**Input**
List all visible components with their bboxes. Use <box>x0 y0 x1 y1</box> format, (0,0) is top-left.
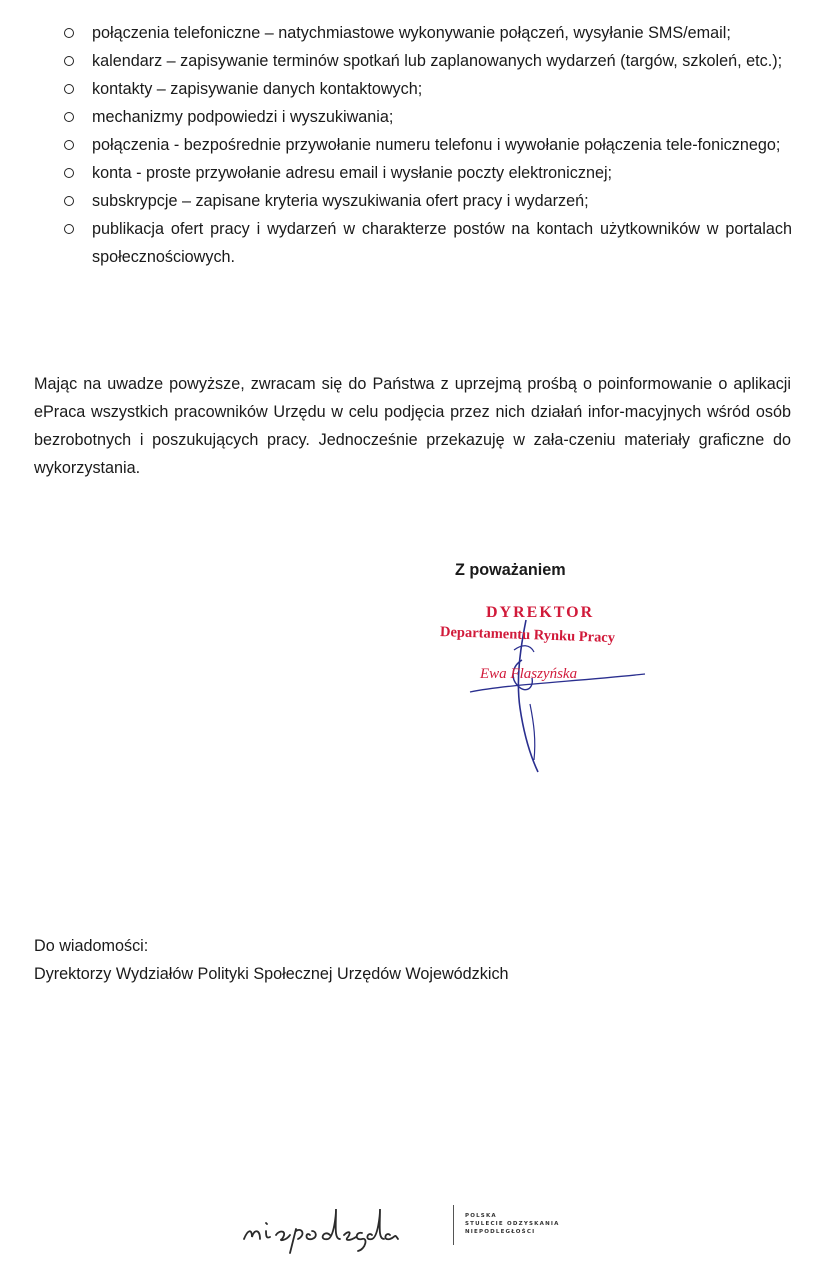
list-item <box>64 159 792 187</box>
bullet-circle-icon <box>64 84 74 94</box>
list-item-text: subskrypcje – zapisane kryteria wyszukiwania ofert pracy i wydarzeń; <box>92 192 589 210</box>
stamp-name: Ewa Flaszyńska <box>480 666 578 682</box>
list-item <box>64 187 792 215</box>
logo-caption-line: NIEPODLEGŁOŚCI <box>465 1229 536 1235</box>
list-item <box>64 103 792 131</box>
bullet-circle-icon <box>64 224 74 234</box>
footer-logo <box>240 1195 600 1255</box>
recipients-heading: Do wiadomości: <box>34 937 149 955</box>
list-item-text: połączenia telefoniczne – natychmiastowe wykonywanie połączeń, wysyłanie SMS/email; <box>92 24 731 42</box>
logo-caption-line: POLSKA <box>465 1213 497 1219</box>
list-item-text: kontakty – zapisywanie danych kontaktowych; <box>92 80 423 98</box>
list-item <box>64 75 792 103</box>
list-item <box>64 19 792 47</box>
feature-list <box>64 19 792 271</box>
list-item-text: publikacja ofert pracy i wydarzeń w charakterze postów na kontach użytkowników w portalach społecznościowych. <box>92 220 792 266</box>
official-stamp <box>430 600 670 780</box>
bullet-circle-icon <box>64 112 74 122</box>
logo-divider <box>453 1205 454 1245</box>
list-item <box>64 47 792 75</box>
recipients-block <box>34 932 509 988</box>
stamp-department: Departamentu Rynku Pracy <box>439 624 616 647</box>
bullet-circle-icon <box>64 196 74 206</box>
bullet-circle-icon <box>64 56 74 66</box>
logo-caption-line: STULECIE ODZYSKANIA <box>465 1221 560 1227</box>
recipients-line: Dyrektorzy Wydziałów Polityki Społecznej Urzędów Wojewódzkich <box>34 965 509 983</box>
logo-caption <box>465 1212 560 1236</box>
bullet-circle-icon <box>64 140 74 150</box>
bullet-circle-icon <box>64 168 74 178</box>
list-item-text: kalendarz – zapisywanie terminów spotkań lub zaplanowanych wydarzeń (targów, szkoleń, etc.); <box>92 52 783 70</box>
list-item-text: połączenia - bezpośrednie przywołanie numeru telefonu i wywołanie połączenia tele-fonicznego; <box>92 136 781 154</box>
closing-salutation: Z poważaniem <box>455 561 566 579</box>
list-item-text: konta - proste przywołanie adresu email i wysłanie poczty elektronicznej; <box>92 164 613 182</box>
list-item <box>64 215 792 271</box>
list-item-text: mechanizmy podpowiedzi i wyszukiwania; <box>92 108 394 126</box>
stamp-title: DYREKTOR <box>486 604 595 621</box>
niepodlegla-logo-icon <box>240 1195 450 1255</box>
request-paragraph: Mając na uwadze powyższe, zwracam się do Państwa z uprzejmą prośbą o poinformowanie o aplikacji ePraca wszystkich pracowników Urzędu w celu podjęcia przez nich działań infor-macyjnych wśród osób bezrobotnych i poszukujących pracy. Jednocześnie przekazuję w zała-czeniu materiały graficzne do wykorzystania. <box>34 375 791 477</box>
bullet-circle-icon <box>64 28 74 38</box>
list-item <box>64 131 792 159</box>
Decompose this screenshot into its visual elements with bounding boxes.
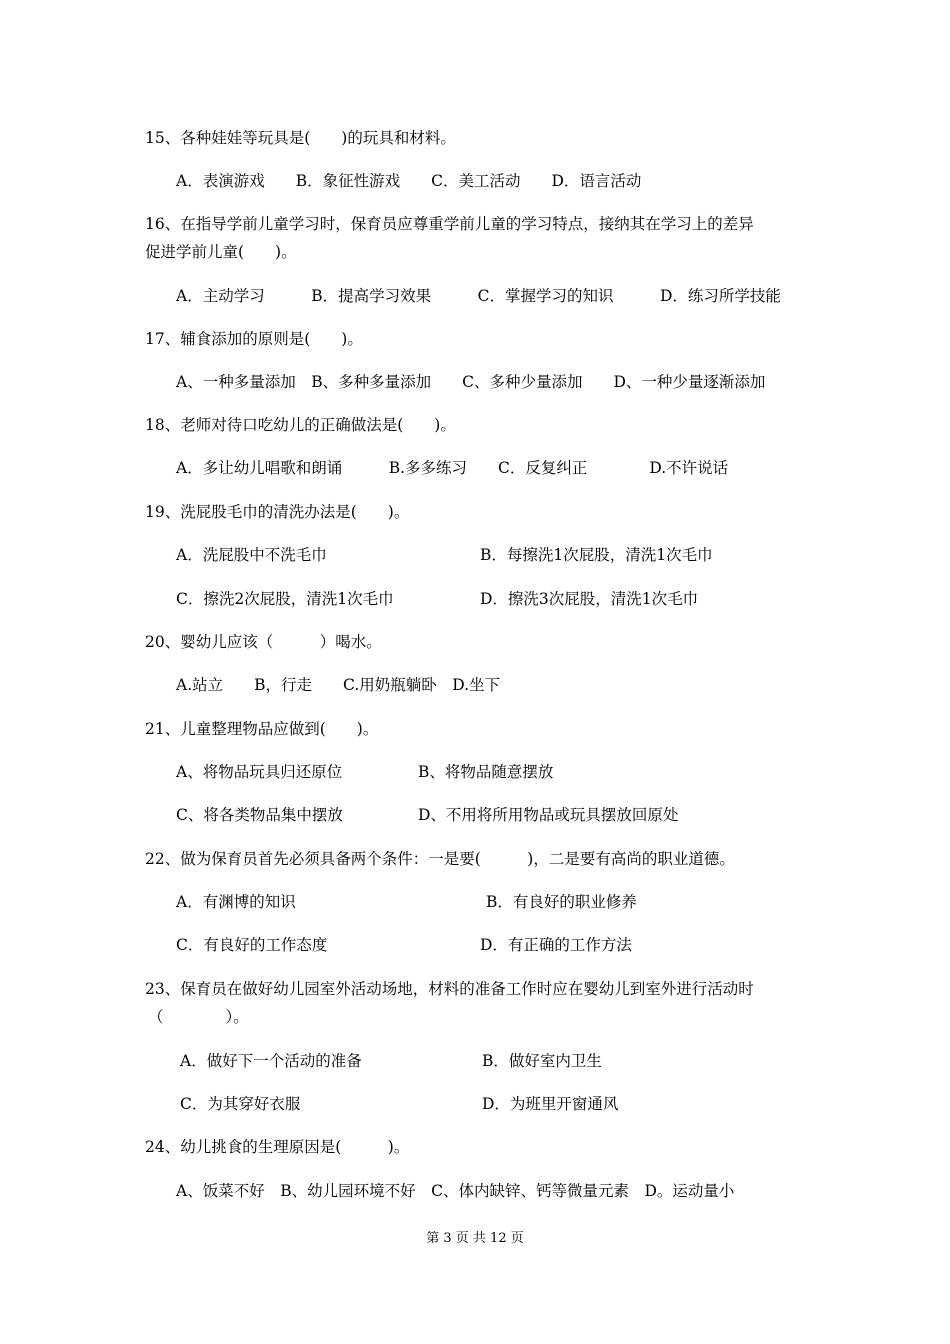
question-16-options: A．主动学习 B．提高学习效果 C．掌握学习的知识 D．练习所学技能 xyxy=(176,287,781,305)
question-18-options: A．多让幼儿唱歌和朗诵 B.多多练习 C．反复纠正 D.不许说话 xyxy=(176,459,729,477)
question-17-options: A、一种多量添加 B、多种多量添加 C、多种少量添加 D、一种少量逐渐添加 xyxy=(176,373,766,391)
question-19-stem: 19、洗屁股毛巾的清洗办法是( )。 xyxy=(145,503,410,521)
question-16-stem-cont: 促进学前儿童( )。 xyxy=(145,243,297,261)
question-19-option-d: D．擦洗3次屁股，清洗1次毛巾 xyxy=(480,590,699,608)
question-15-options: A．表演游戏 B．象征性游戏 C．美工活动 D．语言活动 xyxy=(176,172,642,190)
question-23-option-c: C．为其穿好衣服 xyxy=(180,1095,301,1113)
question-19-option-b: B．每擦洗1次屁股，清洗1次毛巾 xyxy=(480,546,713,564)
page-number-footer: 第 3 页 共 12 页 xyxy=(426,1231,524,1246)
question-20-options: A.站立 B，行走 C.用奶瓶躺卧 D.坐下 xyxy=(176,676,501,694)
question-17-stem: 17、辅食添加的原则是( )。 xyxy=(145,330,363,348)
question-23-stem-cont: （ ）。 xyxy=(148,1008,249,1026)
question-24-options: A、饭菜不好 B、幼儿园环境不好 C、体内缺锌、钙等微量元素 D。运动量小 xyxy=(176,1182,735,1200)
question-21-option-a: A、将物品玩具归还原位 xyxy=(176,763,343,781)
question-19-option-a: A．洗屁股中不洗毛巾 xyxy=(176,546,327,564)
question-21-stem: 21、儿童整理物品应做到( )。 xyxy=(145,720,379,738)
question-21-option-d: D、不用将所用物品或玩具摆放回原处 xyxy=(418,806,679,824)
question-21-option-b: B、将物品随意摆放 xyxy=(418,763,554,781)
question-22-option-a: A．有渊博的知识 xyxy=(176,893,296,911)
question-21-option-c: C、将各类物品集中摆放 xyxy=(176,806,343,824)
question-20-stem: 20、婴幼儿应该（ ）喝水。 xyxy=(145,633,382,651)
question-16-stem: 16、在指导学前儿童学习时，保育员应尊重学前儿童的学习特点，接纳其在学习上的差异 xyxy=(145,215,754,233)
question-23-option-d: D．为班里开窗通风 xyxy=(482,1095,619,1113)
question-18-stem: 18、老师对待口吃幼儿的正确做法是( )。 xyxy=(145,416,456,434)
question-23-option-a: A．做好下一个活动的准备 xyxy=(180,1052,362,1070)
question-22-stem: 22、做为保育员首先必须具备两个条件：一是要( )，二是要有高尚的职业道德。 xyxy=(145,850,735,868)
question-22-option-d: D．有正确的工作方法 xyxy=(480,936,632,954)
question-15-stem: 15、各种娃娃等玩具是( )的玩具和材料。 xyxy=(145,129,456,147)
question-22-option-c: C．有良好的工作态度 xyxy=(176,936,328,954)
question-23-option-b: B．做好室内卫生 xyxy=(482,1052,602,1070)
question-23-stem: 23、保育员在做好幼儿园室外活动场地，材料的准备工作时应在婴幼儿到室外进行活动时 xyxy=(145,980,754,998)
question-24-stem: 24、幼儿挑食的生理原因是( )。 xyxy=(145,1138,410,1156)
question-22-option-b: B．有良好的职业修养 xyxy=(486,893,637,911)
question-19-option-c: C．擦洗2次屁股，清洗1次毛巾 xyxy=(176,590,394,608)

**Task description**
Can you copy out every one of the rows above word for word, leaving the pictures out of your answer?

**Finished answer**
List all visible components with their bboxes. Use <box>x0 y0 x1 y1</box> format, (0,0) is top-left.
list-item <box>64 159 792 187</box>
bullet-circle-icon <box>64 84 74 94</box>
list-item-text: subskrypcje – zapisane kryteria wyszukiwania ofert pracy i wydarzeń; <box>92 192 589 210</box>
stamp-name: Ewa Flaszyńska <box>480 666 578 682</box>
list-item <box>64 187 792 215</box>
logo-caption-line: NIEPODLEGŁOŚCI <box>465 1229 536 1235</box>
list-item <box>64 103 792 131</box>
bullet-circle-icon <box>64 224 74 234</box>
footer-logo <box>240 1195 600 1255</box>
recipients-heading: Do wiadomości: <box>34 937 149 955</box>
list-item-text: połączenia telefoniczne – natychmiastowe wykonywanie połączeń, wysyłanie SMS/email; <box>92 24 731 42</box>
logo-caption-line: POLSKA <box>465 1213 497 1219</box>
list-item-text: kontakty – zapisywanie danych kontaktowych; <box>92 80 423 98</box>
list-item <box>64 75 792 103</box>
list-item <box>64 19 792 47</box>
feature-list <box>64 19 792 271</box>
list-item-text: publikacja ofert pracy i wydarzeń w charakterze postów na kontach użytkowników w portalach społecznościowych. <box>92 220 792 266</box>
official-stamp <box>430 600 670 780</box>
bullet-circle-icon <box>64 112 74 122</box>
logo-divider <box>453 1205 454 1245</box>
list-item <box>64 47 792 75</box>
recipients-block <box>34 932 509 988</box>
stamp-department: Departamentu Rynku Pracy <box>439 624 616 647</box>
bullet-circle-icon <box>64 196 74 206</box>
bullet-circle-icon <box>64 56 74 66</box>
logo-caption-line: STULECIE ODZYSKANIA <box>465 1221 560 1227</box>
recipients-line: Dyrektorzy Wydziałów Polityki Społecznej Urzędów Wojewódzkich <box>34 965 509 983</box>
logo-caption <box>465 1212 560 1236</box>
bullet-circle-icon <box>64 140 74 150</box>
bullet-circle-icon <box>64 168 74 178</box>
list-item-text: kalendarz – zapisywanie terminów spotkań lub zaplanowanych wydarzeń (targów, szkoleń, etc.); <box>92 52 783 70</box>
list-item-text: połączenia - bezpośrednie przywołanie numeru telefonu i wywołanie połączenia tele-fonicznego; <box>92 136 781 154</box>
closing-salutation: Z poważaniem <box>455 561 566 579</box>
list-item-text: konta - proste przywołanie adresu email i wysłanie poczty elektronicznej; <box>92 164 613 182</box>
list-item <box>64 215 792 271</box>
list-item-text: mechanizmy podpowiedzi i wyszukiwania; <box>92 108 394 126</box>
stamp-title: DYREKTOR <box>486 604 595 621</box>
niepodlegla-logo-icon <box>240 1195 450 1255</box>
request-paragraph: Mając na uwadze powyższe, zwracam się do Państwa z uprzejmą prośbą o poinformowanie o aplikacji ePraca wszystkich pracowników Urzędu w celu podjęcia przez nich działań infor-macyjnych wśród osób bezrobotnych i poszukujących pracy. Jednocześnie przekazuję w zała-czeniu materiały graficzne do wykorzystania. <box>34 375 791 477</box>
bullet-circle-icon <box>64 28 74 38</box>
list-item <box>64 131 792 159</box>
Decompose this screenshot into its visual elements with bounding boxes.
question-16-options: A．主动学习 B．提高学习效果 C．掌握学习的知识 D．练习所学技能 xyxy=(176,287,781,305)
question-18-options: A．多让幼儿唱歌和朗诵 B.多多练习 C．反复纠正 D.不许说话 xyxy=(176,459,729,477)
question-17-options: A、一种多量添加 B、多种多量添加 C、多种少量添加 D、一种少量逐渐添加 xyxy=(176,373,766,391)
question-19-stem: 19、洗屁股毛巾的清洗办法是( )。 xyxy=(145,503,410,521)
question-16-stem-cont: 促进学前儿童( )。 xyxy=(145,243,297,261)
question-19-option-d: D．擦洗3次屁股，清洗1次毛巾 xyxy=(480,590,699,608)
question-15-options: A．表演游戏 B．象征性游戏 C．美工活动 D．语言活动 xyxy=(176,172,642,190)
question-23-option-c: C．为其穿好衣服 xyxy=(180,1095,301,1113)
question-19-option-b: B．每擦洗1次屁股，清洗1次毛巾 xyxy=(480,546,713,564)
page-number-footer: 第 3 页 共 12 页 xyxy=(426,1231,524,1246)
question-20-options: A.站立 B，行走 C.用奶瓶躺卧 D.坐下 xyxy=(176,676,501,694)
question-17-stem: 17、辅食添加的原则是( )。 xyxy=(145,330,363,348)
question-23-stem-cont: （ ）。 xyxy=(148,1008,249,1026)
question-24-options: A、饭菜不好 B、幼儿园环境不好 C、体内缺锌、钙等微量元素 D。运动量小 xyxy=(176,1182,735,1200)
question-21-option-a: A、将物品玩具归还原位 xyxy=(176,763,343,781)
question-19-option-a: A．洗屁股中不洗毛巾 xyxy=(176,546,327,564)
question-21-stem: 21、儿童整理物品应做到( )。 xyxy=(145,720,379,738)
question-21-option-d: D、不用将所用物品或玩具摆放回原处 xyxy=(418,806,679,824)
question-21-option-b: B、将物品随意摆放 xyxy=(418,763,554,781)
question-22-option-a: A．有渊博的知识 xyxy=(176,893,296,911)
question-21-option-c: C、将各类物品集中摆放 xyxy=(176,806,343,824)
question-20-stem: 20、婴幼儿应该（ ）喝水。 xyxy=(145,633,382,651)
question-16-stem: 16、在指导学前儿童学习时，保育员应尊重学前儿童的学习特点，接纳其在学习上的差异 xyxy=(145,215,754,233)
question-23-option-d: D．为班里开窗通风 xyxy=(482,1095,619,1113)
question-18-stem: 18、老师对待口吃幼儿的正确做法是( )。 xyxy=(145,416,456,434)
question-23-option-a: A．做好下一个活动的准备 xyxy=(180,1052,362,1070)
question-22-stem: 22、做为保育员首先必须具备两个条件：一是要( )，二是要有高尚的职业道德。 xyxy=(145,850,735,868)
question-22-option-d: D．有正确的工作方法 xyxy=(480,936,632,954)
question-15-stem: 15、各种娃娃等玩具是( )的玩具和材料。 xyxy=(145,129,456,147)
question-22-option-c: C．有良好的工作态度 xyxy=(176,936,328,954)
question-23-option-b: B．做好室内卫生 xyxy=(482,1052,602,1070)
question-23-stem: 23、保育员在做好幼儿园室外活动场地，材料的准备工作时应在婴幼儿到室外进行活动时 xyxy=(145,980,754,998)
question-24-stem: 24、幼儿挑食的生理原因是( )。 xyxy=(145,1138,410,1156)
question-22-option-b: B．有良好的职业修养 xyxy=(486,893,637,911)
question-19-option-c: C．擦洗2次屁股，清洗1次毛巾 xyxy=(176,590,394,608)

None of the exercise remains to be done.